____ PROVIDED ENTRIES
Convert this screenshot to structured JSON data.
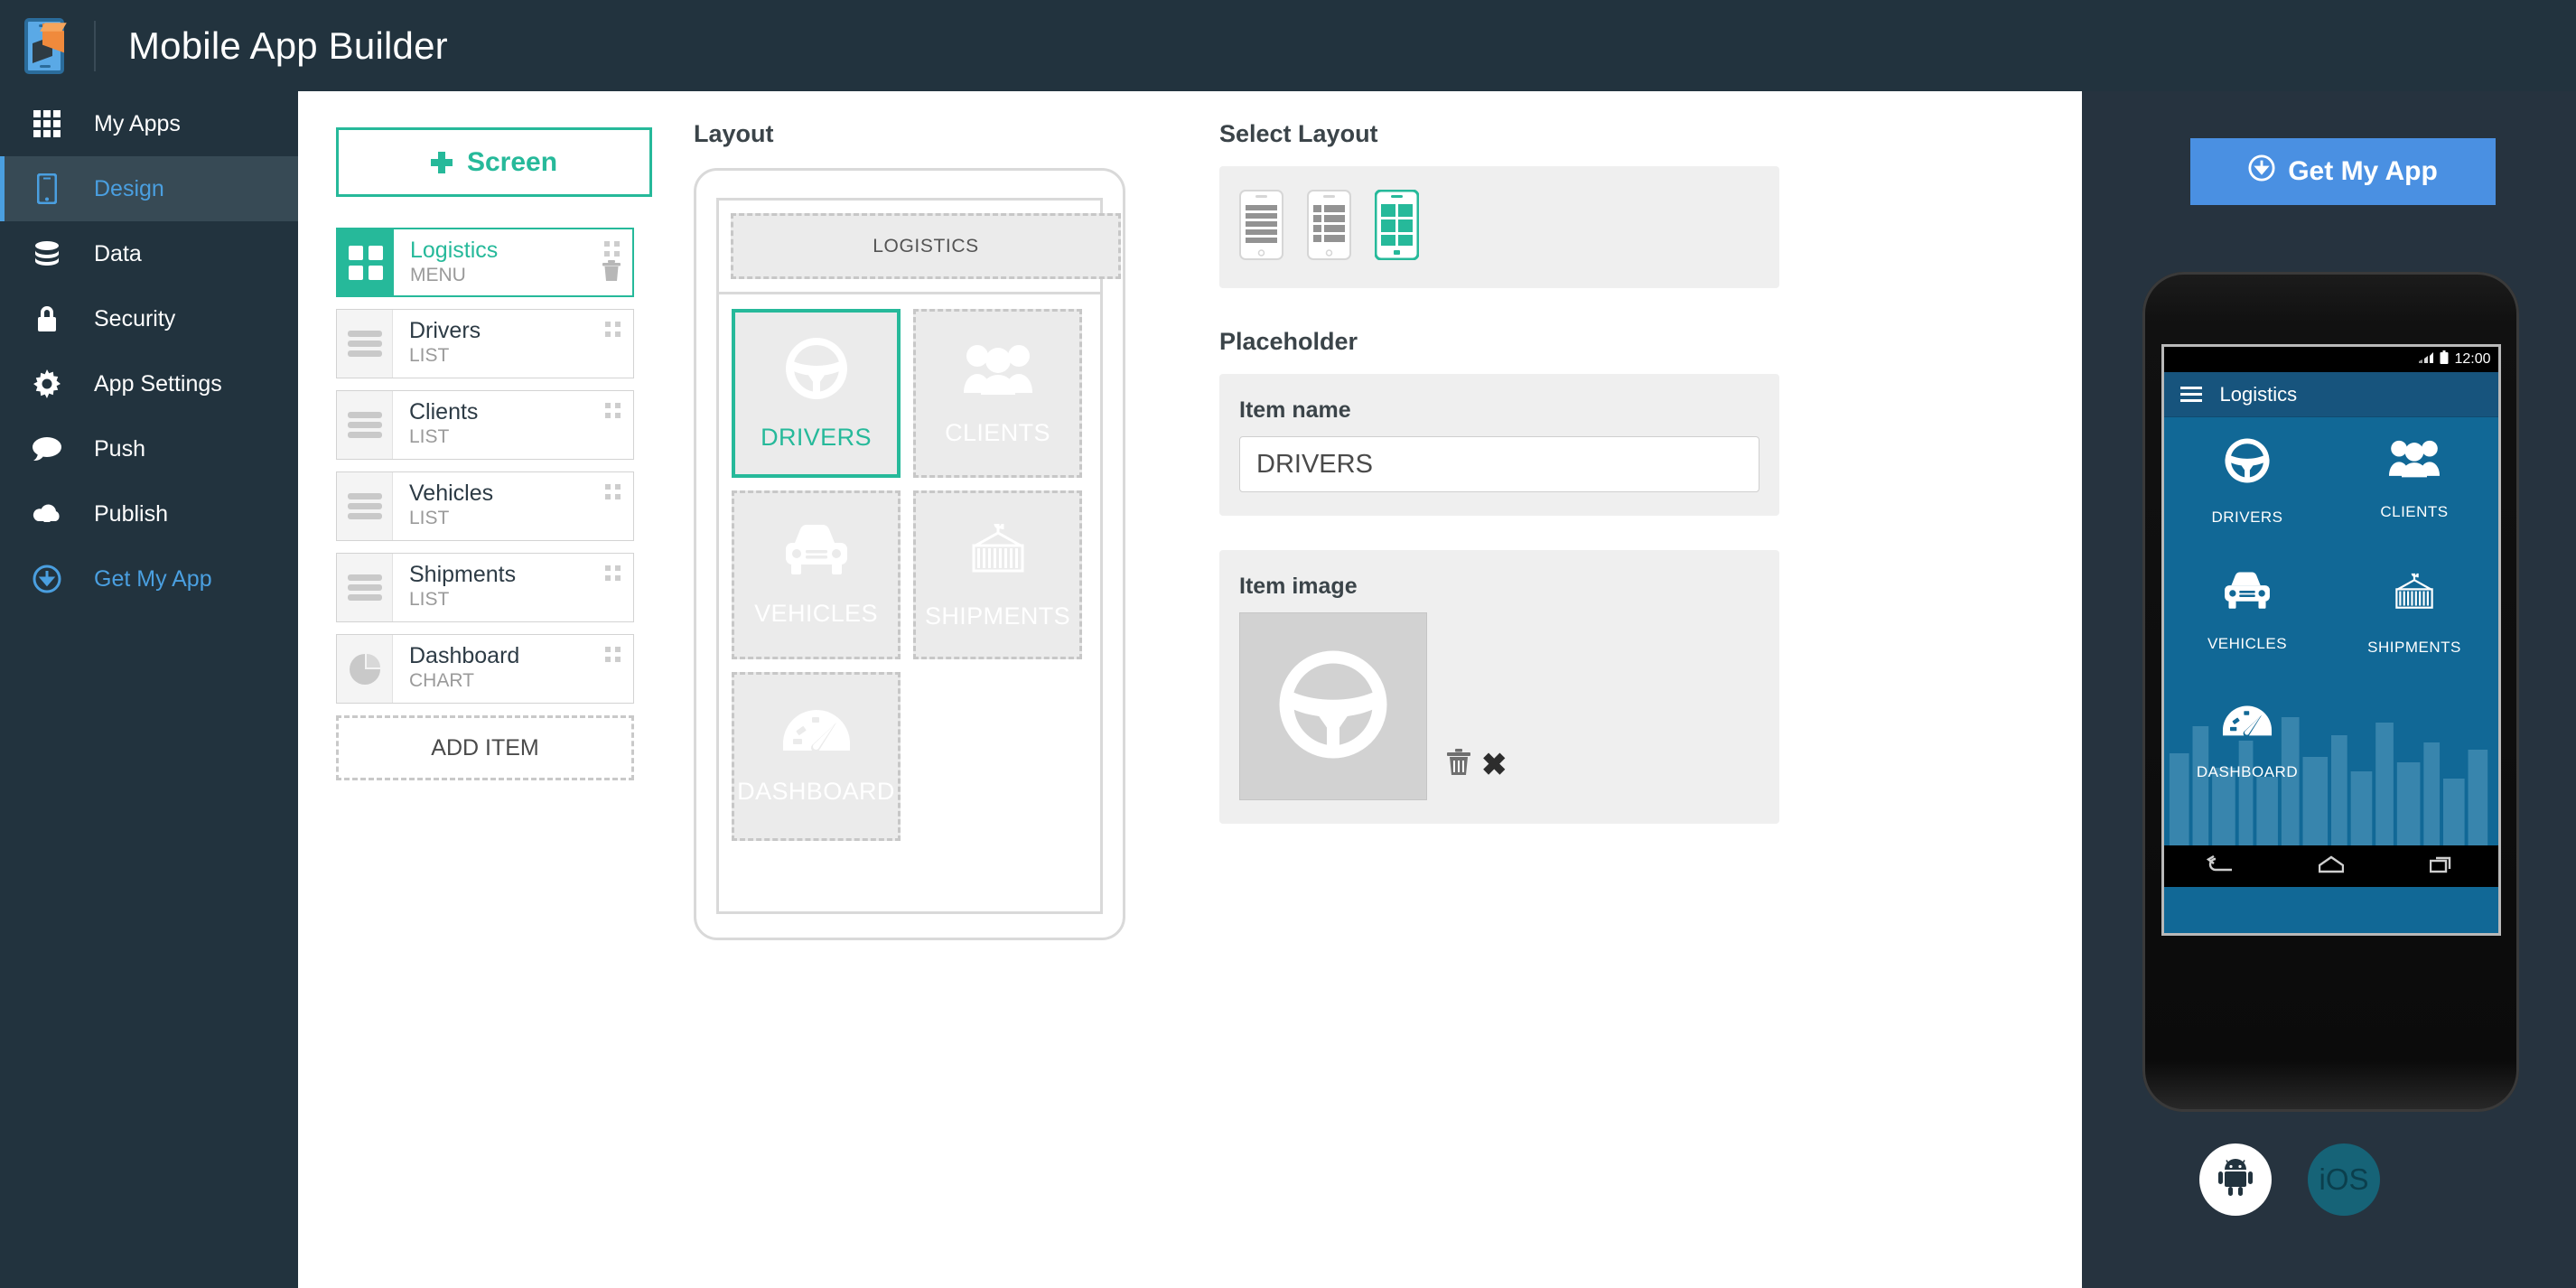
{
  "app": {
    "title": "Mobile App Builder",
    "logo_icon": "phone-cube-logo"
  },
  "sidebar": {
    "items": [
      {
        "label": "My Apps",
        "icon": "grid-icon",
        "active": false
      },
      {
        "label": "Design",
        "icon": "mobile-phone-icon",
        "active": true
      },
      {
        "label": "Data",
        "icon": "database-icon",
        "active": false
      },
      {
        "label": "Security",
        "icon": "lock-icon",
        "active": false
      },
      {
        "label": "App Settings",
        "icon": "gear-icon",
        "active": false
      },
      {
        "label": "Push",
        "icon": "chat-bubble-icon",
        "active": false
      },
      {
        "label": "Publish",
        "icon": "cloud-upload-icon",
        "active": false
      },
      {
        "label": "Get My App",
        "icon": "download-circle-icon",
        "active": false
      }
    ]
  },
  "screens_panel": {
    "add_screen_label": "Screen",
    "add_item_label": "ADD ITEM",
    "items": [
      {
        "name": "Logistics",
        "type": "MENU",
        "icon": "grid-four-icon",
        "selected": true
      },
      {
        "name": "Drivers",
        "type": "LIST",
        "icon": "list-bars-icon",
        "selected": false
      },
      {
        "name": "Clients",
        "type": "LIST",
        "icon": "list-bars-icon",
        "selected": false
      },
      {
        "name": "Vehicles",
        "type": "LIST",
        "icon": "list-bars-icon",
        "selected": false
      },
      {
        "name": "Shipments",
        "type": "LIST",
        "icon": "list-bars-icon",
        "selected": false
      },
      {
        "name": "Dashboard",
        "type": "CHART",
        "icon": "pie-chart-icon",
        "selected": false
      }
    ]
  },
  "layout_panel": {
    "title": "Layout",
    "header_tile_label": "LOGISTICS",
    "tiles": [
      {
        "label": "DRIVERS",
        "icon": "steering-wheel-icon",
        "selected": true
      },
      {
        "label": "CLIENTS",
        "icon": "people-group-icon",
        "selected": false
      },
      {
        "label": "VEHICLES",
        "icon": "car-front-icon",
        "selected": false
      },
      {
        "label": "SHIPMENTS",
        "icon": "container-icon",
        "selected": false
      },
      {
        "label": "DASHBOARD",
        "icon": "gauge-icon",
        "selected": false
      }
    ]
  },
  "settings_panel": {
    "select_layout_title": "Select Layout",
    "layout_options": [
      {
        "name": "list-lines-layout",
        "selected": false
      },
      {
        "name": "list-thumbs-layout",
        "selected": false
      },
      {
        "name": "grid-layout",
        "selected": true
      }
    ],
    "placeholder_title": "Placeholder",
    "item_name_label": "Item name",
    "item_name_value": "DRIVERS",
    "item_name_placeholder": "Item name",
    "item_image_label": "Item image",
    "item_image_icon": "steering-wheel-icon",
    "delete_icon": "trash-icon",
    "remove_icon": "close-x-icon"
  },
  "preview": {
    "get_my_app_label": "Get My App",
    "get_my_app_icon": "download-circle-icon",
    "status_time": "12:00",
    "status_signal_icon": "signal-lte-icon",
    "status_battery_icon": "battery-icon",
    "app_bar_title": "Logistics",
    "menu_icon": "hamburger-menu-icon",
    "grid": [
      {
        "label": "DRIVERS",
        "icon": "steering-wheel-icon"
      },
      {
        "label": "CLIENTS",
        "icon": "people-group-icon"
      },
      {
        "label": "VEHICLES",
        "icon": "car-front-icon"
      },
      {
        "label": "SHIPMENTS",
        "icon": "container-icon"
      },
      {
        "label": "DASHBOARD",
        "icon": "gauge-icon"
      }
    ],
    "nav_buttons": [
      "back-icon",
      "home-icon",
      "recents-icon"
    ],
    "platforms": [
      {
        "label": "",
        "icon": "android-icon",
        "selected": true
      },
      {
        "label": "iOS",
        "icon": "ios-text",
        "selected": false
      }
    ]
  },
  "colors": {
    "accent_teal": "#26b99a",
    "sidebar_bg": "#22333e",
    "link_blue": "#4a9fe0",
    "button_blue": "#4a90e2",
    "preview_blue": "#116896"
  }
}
________
____ PROVIDED ENTRIES
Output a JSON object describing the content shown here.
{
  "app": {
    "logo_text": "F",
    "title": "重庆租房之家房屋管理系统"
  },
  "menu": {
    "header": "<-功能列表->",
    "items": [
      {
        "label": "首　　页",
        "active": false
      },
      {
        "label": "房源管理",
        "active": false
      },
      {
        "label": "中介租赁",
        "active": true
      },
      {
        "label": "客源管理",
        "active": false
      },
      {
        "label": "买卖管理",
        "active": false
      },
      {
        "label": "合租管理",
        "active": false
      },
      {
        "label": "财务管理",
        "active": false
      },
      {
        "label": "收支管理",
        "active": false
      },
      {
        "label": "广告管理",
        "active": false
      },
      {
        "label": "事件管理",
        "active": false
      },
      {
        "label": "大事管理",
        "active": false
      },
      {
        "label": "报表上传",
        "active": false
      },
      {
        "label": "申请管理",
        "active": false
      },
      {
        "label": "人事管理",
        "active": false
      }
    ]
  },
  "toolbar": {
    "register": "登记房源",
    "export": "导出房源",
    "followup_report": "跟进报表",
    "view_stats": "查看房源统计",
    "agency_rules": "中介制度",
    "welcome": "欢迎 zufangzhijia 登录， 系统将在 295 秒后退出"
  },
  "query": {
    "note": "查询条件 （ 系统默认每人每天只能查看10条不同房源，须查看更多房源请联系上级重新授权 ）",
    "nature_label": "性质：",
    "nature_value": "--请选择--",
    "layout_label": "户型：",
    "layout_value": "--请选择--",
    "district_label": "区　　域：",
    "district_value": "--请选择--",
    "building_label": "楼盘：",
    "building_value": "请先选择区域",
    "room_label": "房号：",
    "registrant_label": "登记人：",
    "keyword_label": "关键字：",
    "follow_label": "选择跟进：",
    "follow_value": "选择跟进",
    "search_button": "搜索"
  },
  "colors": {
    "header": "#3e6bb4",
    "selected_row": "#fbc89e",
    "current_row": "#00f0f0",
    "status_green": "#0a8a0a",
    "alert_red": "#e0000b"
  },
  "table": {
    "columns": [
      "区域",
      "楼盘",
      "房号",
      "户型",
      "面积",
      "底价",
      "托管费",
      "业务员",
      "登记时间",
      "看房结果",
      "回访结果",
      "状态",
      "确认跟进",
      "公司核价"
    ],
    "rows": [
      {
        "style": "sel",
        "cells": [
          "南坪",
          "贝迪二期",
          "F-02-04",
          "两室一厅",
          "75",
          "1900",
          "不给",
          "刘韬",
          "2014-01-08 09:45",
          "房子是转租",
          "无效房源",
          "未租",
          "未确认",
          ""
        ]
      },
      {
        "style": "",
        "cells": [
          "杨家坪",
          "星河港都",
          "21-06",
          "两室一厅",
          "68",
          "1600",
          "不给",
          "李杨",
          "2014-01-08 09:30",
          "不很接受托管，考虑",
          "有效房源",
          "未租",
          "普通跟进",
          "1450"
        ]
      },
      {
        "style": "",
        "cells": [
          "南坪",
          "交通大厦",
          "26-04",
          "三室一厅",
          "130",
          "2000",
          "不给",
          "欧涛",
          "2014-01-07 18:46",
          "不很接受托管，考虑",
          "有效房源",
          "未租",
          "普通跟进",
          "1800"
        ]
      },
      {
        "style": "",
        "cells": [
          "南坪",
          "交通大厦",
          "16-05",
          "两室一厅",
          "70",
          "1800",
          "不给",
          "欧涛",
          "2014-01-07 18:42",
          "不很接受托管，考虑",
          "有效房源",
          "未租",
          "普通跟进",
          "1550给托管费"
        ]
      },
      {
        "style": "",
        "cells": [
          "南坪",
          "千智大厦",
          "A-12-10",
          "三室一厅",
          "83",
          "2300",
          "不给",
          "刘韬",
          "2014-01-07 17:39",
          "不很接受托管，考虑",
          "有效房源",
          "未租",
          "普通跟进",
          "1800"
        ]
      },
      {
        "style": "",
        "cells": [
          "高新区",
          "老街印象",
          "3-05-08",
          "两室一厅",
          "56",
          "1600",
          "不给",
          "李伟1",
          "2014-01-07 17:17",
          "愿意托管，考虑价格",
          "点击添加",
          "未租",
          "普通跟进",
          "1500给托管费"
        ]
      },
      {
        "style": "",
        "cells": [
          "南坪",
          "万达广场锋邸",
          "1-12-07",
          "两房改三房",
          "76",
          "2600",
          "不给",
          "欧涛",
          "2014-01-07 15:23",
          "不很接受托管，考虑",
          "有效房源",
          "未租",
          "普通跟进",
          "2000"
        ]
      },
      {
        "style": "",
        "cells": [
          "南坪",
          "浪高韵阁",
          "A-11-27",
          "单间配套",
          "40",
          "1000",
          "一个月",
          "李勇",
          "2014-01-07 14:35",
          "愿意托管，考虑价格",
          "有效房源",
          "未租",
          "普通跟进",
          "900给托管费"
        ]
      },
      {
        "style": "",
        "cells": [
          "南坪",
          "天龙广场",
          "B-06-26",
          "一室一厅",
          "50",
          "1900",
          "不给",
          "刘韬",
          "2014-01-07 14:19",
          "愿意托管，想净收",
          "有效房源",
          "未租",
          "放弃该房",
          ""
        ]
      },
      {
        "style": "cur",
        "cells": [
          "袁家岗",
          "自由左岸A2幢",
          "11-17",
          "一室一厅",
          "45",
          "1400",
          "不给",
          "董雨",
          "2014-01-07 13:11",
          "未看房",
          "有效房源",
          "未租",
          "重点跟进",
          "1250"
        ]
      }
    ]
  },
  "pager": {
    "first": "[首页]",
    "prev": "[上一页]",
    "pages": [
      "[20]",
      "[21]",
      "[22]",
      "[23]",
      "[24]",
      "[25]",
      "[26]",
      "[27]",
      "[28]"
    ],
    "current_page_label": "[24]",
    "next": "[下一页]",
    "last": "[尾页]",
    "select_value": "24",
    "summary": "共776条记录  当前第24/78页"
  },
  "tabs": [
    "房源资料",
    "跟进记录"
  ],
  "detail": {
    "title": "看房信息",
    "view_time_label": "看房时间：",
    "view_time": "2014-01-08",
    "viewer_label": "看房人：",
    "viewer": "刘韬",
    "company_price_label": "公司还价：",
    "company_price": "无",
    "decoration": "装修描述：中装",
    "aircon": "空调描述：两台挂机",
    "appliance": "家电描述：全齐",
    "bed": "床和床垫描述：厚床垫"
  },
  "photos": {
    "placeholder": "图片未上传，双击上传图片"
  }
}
________
WHAT TO WORK ON — Among the entries above, identify all lines with "circle" and copy them.

THE SOLUTION —
        "icon": "download-circle-icon",
    "get_my_app_icon": "download-circle-icon",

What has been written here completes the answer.